— Begin DATASET —

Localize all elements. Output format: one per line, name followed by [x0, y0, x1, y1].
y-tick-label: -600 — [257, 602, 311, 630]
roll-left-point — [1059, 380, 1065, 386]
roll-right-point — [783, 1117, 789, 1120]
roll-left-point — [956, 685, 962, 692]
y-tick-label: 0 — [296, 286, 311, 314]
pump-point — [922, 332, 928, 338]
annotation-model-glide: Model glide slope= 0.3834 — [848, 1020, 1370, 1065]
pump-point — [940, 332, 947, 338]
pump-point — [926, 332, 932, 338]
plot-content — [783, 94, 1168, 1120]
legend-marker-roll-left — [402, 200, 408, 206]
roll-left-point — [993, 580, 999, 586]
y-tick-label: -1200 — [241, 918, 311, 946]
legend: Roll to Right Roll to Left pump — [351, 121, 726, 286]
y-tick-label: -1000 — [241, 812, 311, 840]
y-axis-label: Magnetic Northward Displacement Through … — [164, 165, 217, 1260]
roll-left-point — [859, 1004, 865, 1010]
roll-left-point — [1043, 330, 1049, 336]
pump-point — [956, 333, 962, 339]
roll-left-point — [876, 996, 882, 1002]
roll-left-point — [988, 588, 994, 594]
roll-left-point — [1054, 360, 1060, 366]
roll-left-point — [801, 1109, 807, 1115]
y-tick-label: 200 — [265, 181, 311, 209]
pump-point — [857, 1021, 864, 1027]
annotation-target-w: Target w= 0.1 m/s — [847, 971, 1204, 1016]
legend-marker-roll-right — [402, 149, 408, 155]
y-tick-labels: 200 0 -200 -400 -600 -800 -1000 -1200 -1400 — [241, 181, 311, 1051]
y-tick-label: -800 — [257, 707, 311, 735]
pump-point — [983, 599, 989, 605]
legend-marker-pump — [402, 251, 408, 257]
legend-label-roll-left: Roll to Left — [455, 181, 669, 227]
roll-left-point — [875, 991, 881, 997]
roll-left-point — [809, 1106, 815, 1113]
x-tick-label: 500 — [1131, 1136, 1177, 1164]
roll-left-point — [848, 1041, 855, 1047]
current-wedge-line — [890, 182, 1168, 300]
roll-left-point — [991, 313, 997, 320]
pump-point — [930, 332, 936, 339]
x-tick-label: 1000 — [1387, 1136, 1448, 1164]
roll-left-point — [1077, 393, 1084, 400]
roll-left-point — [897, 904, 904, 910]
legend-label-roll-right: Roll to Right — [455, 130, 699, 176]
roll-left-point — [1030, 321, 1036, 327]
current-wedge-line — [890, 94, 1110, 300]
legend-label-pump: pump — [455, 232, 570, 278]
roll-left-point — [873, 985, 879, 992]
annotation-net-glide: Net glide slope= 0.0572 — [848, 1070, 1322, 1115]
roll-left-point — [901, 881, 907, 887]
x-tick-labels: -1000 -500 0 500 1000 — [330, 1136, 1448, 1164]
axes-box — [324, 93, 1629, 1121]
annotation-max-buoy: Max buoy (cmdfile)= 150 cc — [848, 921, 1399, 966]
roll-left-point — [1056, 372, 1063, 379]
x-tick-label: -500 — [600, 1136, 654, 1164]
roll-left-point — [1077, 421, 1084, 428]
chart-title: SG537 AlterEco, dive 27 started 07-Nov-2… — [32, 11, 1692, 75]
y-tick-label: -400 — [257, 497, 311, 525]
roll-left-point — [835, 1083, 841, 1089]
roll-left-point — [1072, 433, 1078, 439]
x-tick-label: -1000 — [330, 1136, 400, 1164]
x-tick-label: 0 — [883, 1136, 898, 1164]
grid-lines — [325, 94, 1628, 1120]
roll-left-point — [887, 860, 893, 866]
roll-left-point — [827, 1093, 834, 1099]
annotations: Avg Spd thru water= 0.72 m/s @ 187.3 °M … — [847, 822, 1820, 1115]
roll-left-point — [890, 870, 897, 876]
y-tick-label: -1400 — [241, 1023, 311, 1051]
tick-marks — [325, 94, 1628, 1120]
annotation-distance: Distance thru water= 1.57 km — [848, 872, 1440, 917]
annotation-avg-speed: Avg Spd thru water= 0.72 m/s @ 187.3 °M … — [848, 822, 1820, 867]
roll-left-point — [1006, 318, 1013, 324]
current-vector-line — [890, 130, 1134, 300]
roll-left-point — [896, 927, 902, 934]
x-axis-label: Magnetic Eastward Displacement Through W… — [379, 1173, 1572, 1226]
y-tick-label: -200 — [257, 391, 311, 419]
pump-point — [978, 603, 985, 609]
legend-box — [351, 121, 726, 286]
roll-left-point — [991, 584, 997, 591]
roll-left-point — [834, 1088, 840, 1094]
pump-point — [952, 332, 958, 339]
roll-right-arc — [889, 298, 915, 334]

— End DATASET —

TASK TO CARRY OUT:
Write out every line of the records above exactly, with nothing left out or changed.

FINAL RESULT:
Localize all elements. Output format: one per line, name followed by [x0, y0, x1, y1].
y-tick-label: -600 — [257, 602, 311, 630]
roll-left-point — [1059, 380, 1065, 386]
roll-right-point — [783, 1117, 789, 1120]
roll-left-point — [956, 685, 962, 692]
y-tick-label: 0 — [296, 286, 311, 314]
pump-point — [922, 332, 928, 338]
annotation-model-glide: Model glide slope= 0.3834 — [848, 1020, 1370, 1065]
pump-point — [940, 332, 947, 338]
pump-point — [926, 332, 932, 338]
plot-content — [783, 94, 1168, 1120]
legend-marker-roll-left — [402, 200, 408, 206]
roll-left-point — [993, 580, 999, 586]
y-tick-label: -1200 — [241, 918, 311, 946]
legend: Roll to Right Roll to Left pump — [351, 121, 726, 286]
y-tick-label: -1000 — [241, 812, 311, 840]
y-axis-label: Magnetic Northward Displacement Through … — [164, 165, 217, 1260]
roll-left-point — [859, 1004, 865, 1010]
roll-left-point — [1043, 330, 1049, 336]
pump-point — [956, 333, 962, 339]
roll-left-point — [876, 996, 882, 1002]
roll-left-point — [988, 588, 994, 594]
roll-left-point — [1054, 360, 1060, 366]
roll-left-point — [801, 1109, 807, 1115]
y-tick-label: 200 — [265, 181, 311, 209]
pump-point — [857, 1021, 864, 1027]
annotation-target-w: Target w= 0.1 m/s — [847, 971, 1204, 1016]
legend-marker-roll-right — [402, 149, 408, 155]
y-tick-labels: 200 0 -200 -400 -600 -800 -1000 -1200 -1400 — [241, 181, 311, 1051]
y-tick-label: -800 — [257, 707, 311, 735]
pump-point — [983, 599, 989, 605]
legend-marker-pump — [402, 251, 408, 257]
legend-label-roll-left: Roll to Left — [455, 181, 669, 227]
roll-left-point — [875, 991, 881, 997]
roll-left-point — [809, 1106, 815, 1113]
x-tick-label: 500 — [1131, 1136, 1177, 1164]
roll-left-point — [848, 1041, 855, 1047]
current-wedge-line — [890, 182, 1168, 300]
roll-left-point — [991, 313, 997, 320]
pump-point — [930, 332, 936, 339]
x-tick-label: 1000 — [1387, 1136, 1448, 1164]
roll-left-point — [1077, 393, 1084, 400]
roll-left-point — [897, 904, 904, 910]
legend-label-roll-right: Roll to Right — [455, 130, 699, 176]
roll-left-point — [1030, 321, 1036, 327]
current-wedge-line — [890, 94, 1110, 300]
legend-label-pump: pump — [455, 232, 570, 278]
roll-left-point — [873, 985, 879, 992]
annotation-net-glide: Net glide slope= 0.0572 — [848, 1070, 1322, 1115]
roll-left-point — [901, 881, 907, 887]
x-tick-labels: -1000 -500 0 500 1000 — [330, 1136, 1448, 1164]
axes-box — [324, 93, 1629, 1121]
annotation-max-buoy: Max buoy (cmdfile)= 150 cc — [848, 921, 1399, 966]
roll-left-point — [1056, 372, 1063, 379]
x-tick-label: -500 — [600, 1136, 654, 1164]
roll-left-point — [1077, 421, 1084, 428]
chart-title: SG537 AlterEco, dive 27 started 07-Nov-2… — [32, 11, 1692, 75]
y-tick-label: -400 — [257, 497, 311, 525]
roll-left-point — [835, 1083, 841, 1089]
roll-left-point — [1072, 433, 1078, 439]
x-tick-label: -1000 — [330, 1136, 400, 1164]
x-tick-label: 0 — [883, 1136, 898, 1164]
grid-lines — [325, 94, 1628, 1120]
roll-left-point — [887, 860, 893, 866]
roll-left-point — [827, 1093, 834, 1099]
annotations: Avg Spd thru water= 0.72 m/s @ 187.3 °M … — [847, 822, 1820, 1115]
roll-left-point — [890, 870, 897, 876]
y-tick-label: -1400 — [241, 1023, 311, 1051]
tick-marks — [325, 94, 1628, 1120]
annotation-distance: Distance thru water= 1.57 km — [848, 872, 1440, 917]
annotation-avg-speed: Avg Spd thru water= 0.72 m/s @ 187.3 °M … — [848, 822, 1820, 867]
roll-left-point — [1006, 318, 1013, 324]
current-vector-line — [890, 130, 1134, 300]
roll-left-point — [896, 927, 902, 934]
x-axis-label: Magnetic Eastward Displacement Through W… — [379, 1173, 1572, 1226]
y-tick-label: -200 — [257, 391, 311, 419]
pump-point — [978, 603, 985, 609]
legend-box — [351, 121, 726, 286]
roll-left-point — [991, 584, 997, 591]
roll-left-point — [834, 1088, 840, 1094]
pump-point — [952, 332, 958, 339]
roll-right-arc — [889, 298, 915, 334]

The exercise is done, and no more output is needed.